- Problem details
Reproduce the listing below in its entirety. Change nothing.

- Rows from a dataset
::::::::

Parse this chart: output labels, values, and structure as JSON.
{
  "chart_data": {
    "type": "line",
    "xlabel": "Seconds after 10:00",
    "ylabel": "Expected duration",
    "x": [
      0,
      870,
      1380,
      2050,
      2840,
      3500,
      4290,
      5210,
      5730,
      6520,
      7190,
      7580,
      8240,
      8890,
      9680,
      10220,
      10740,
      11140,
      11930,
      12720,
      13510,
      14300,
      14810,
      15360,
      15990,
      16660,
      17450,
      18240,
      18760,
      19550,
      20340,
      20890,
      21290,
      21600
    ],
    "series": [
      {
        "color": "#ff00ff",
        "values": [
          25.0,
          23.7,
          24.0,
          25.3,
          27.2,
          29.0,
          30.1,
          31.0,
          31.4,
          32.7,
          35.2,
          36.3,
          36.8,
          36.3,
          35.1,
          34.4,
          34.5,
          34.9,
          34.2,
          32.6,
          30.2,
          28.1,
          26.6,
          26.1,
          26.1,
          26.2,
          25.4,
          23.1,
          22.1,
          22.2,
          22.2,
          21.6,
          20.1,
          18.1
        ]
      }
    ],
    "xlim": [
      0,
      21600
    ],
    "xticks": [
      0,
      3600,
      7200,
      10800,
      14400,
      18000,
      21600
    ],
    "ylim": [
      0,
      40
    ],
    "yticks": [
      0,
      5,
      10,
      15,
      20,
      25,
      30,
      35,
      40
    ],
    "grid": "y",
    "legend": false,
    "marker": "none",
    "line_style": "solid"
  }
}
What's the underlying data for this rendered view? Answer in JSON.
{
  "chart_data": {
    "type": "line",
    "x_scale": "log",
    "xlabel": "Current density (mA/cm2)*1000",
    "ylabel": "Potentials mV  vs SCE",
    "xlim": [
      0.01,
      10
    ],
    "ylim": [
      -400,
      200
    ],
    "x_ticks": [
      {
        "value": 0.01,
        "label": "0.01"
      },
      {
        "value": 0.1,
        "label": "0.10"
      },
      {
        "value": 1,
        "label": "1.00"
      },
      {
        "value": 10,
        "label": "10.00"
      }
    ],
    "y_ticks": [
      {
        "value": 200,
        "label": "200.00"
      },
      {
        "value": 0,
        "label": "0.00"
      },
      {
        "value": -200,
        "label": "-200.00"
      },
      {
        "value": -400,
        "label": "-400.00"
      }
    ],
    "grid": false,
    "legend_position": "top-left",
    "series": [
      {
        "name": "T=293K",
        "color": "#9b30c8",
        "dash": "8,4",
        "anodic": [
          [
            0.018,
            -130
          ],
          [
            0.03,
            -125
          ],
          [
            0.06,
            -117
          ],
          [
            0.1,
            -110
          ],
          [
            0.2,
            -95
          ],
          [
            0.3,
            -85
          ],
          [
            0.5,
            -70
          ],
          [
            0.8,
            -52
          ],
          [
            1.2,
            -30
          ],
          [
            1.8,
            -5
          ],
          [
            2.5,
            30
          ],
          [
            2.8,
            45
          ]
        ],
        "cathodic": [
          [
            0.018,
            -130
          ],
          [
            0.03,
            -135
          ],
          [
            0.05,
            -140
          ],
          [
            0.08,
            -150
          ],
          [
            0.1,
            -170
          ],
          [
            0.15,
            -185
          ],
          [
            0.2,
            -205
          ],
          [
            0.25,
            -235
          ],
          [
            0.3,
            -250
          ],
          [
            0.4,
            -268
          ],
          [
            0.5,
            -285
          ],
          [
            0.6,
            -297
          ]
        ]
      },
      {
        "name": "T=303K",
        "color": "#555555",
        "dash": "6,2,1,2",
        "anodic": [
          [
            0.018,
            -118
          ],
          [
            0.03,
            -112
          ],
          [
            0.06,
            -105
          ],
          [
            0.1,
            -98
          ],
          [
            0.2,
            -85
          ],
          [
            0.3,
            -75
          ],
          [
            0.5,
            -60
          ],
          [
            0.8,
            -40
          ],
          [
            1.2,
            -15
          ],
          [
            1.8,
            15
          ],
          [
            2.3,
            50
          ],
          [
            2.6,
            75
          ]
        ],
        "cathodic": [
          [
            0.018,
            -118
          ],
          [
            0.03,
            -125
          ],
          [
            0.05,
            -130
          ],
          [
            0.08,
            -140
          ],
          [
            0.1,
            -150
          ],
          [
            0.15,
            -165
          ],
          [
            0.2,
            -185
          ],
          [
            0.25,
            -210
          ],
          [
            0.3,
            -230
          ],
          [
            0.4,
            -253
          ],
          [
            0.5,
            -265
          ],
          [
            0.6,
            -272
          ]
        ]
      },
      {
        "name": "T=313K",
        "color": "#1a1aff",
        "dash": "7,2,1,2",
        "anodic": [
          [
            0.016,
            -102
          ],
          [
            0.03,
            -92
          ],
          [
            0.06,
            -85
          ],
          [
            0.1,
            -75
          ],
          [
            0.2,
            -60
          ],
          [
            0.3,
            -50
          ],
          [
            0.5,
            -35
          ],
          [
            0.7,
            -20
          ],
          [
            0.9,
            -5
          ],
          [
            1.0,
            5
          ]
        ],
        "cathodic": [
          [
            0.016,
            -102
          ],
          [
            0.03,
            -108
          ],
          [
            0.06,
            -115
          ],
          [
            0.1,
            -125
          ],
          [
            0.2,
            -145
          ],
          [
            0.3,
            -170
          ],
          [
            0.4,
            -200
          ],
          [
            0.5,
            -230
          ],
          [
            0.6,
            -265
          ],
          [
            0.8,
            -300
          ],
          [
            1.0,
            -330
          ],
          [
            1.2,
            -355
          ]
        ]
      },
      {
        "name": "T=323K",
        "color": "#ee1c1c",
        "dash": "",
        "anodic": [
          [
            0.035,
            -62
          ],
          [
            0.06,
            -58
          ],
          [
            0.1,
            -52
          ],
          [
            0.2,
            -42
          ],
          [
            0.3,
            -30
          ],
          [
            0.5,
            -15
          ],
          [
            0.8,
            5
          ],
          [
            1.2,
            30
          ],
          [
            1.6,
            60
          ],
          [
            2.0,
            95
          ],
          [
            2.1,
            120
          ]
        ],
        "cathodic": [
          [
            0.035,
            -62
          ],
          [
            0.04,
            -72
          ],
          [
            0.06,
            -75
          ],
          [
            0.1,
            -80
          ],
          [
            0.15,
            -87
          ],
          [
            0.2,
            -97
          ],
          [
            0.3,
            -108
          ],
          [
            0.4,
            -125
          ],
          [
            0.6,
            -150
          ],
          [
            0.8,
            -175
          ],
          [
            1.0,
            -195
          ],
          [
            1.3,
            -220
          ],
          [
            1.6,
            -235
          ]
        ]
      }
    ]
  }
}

::::::::

- Answer for this exercise
Parse this chart: output labels, values, and structure as JSON.
{
  "chart_data": {
    "type": "line",
    "xlabel": "Seconds after 10:00",
    "ylabel": "Expected duration",
    "x": [
      0,
      870,
      1380,
      2050,
      2840,
      3500,
      4290,
      5210,
      5730,
      6520,
      7190,
      7580,
      8240,
      8890,
      9680,
      10220,
      10740,
      11140,
      11930,
      12720,
      13510,
      14300,
      14810,
      15360,
      15990,
      16660,
      17450,
      18240,
      18760,
      19550,
      20340,
      20890,
      21290,
      21600
    ],
    "series": [
      {
        "color": "#ff00ff",
        "values": [
          25.0,
          23.7,
          24.0,
          25.3,
          27.2,
          29.0,
          30.1,
          31.0,
          31.4,
          32.7,
          35.2,
          36.3,
          36.8,
          36.3,
          35.1,
          34.4,
          34.5,
          34.9,
          34.2,
          32.6,
          30.2,
          28.1,
          26.6,
          26.1,
          26.1,
          26.2,
          25.4,
          23.1,
          22.1,
          22.2,
          22.2,
          21.6,
          20.1,
          18.1
        ]
      }
    ],
    "xlim": [
      0,
      21600
    ],
    "xticks": [
      0,
      3600,
      7200,
      10800,
      14400,
      18000,
      21600
    ],
    "ylim": [
      0,
      40
    ],
    "yticks": [
      0,
      5,
      10,
      15,
      20,
      25,
      30,
      35,
      40
    ],
    "grid": "y",
    "legend": false,
    "marker": "none",
    "line_style": "solid"
  }
}
What's the underlying data for this rendered view? Answer in JSON.
{
  "chart_data": {
    "type": "line",
    "x_scale": "log",
    "xlabel": "Current density (mA/cm2)*1000",
    "ylabel": "Potentials mV  vs SCE",
    "xlim": [
      0.01,
      10
    ],
    "ylim": [
      -400,
      200
    ],
    "x_ticks": [
      {
        "value": 0.01,
        "label": "0.01"
      },
      {
        "value": 0.1,
        "label": "0.10"
      },
      {
        "value": 1,
        "label": "1.00"
      },
      {
        "value": 10,
        "label": "10.00"
      }
    ],
    "y_ticks": [
      {
        "value": 200,
        "label": "200.00"
      },
      {
        "value": 0,
        "label": "0.00"
      },
      {
        "value": -200,
        "label": "-200.00"
      },
      {
        "value": -400,
        "label": "-400.00"
      }
    ],
    "grid": false,
    "legend_position": "top-left",
    "series": [
      {
        "name": "T=293K",
        "color": "#9b30c8",
        "dash": "8,4",
        "anodic": [
          [
            0.018,
            -130
          ],
          [
            0.03,
            -125
          ],
          [
            0.06,
            -117
          ],
          [
            0.1,
            -110
          ],
          [
            0.2,
            -95
          ],
          [
            0.3,
            -85
          ],
          [
            0.5,
            -70
          ],
          [
            0.8,
            -52
          ],
          [
            1.2,
            -30
          ],
          [
            1.8,
            -5
          ],
          [
            2.5,
            30
          ],
          [
            2.8,
            45
          ]
        ],
        "cathodic": [
          [
            0.018,
            -130
          ],
          [
            0.03,
            -135
          ],
          [
            0.05,
            -140
          ],
          [
            0.08,
            -150
          ],
          [
            0.1,
            -170
          ],
          [
            0.15,
            -185
          ],
          [
            0.2,
            -205
          ],
          [
            0.25,
            -235
          ],
          [
            0.3,
            -250
          ],
          [
            0.4,
            -268
          ],
          [
            0.5,
            -285
          ],
          [
            0.6,
            -297
          ]
        ]
      },
      {
        "name": "T=303K",
        "color": "#555555",
        "dash": "6,2,1,2",
        "anodic": [
          [
            0.018,
            -118
          ],
          [
            0.03,
            -112
          ],
          [
            0.06,
            -105
          ],
          [
            0.1,
            -98
          ],
          [
            0.2,
            -85
          ],
          [
            0.3,
            -75
          ],
          [
            0.5,
            -60
          ],
          [
            0.8,
            -40
          ],
          [
            1.2,
            -15
          ],
          [
            1.8,
            15
          ],
          [
            2.3,
            50
          ],
          [
            2.6,
            75
          ]
        ],
        "cathodic": [
          [
            0.018,
            -118
          ],
          [
            0.03,
            -125
          ],
          [
            0.05,
            -130
          ],
          [
            0.08,
            -140
          ],
          [
            0.1,
            -150
          ],
          [
            0.15,
            -165
          ],
          [
            0.2,
            -185
          ],
          [
            0.25,
            -210
          ],
          [
            0.3,
            -230
          ],
          [
            0.4,
            -253
          ],
          [
            0.5,
            -265
          ],
          [
            0.6,
            -272
          ]
        ]
      },
      {
        "name": "T=313K",
        "color": "#1a1aff",
        "dash": "7,2,1,2",
        "anodic": [
          [
            0.016,
            -102
          ],
          [
            0.03,
            -92
          ],
          [
            0.06,
            -85
          ],
          [
            0.1,
            -75
          ],
          [
            0.2,
            -60
          ],
          [
            0.3,
            -50
          ],
          [
            0.5,
            -35
          ],
          [
            0.7,
            -20
          ],
          [
            0.9,
            -5
          ],
          [
            1.0,
            5
          ]
        ],
        "cathodic": [
          [
            0.016,
            -102
          ],
          [
            0.03,
            -108
          ],
          [
            0.06,
            -115
          ],
          [
            0.1,
            -125
          ],
          [
            0.2,
            -145
          ],
          [
            0.3,
            -170
          ],
          [
            0.4,
            -200
          ],
          [
            0.5,
            -230
          ],
          [
            0.6,
            -265
          ],
          [
            0.8,
            -300
          ],
          [
            1.0,
            -330
          ],
          [
            1.2,
            -355
          ]
        ]
      },
      {
        "name": "T=323K",
        "color": "#ee1c1c",
        "dash": "",
        "anodic": [
          [
            0.035,
            -62
          ],
          [
            0.06,
            -58
          ],
          [
            0.1,
            -52
          ],
          [
            0.2,
            -42
          ],
          [
            0.3,
            -30
          ],
          [
            0.5,
            -15
          ],
          [
            0.8,
            5
          ],
          [
            1.2,
            30
          ],
          [
            1.6,
            60
          ],
          [
            2.0,
            95
          ],
          [
            2.1,
            120
          ]
        ],
        "cathodic": [
          [
            0.035,
            -62
          ],
          [
            0.04,
            -72
          ],
          [
            0.06,
            -75
          ],
          [
            0.1,
            -80
          ],
          [
            0.15,
            -87
          ],
          [
            0.2,
            -97
          ],
          [
            0.3,
            -108
          ],
          [
            0.4,
            -125
          ],
          [
            0.6,
            -150
          ],
          [
            0.8,
            -175
          ],
          [
            1.0,
            -195
          ],
          [
            1.3,
            -220
          ],
          [
            1.6,
            -235
          ]
        ]
      }
    ]
  }
}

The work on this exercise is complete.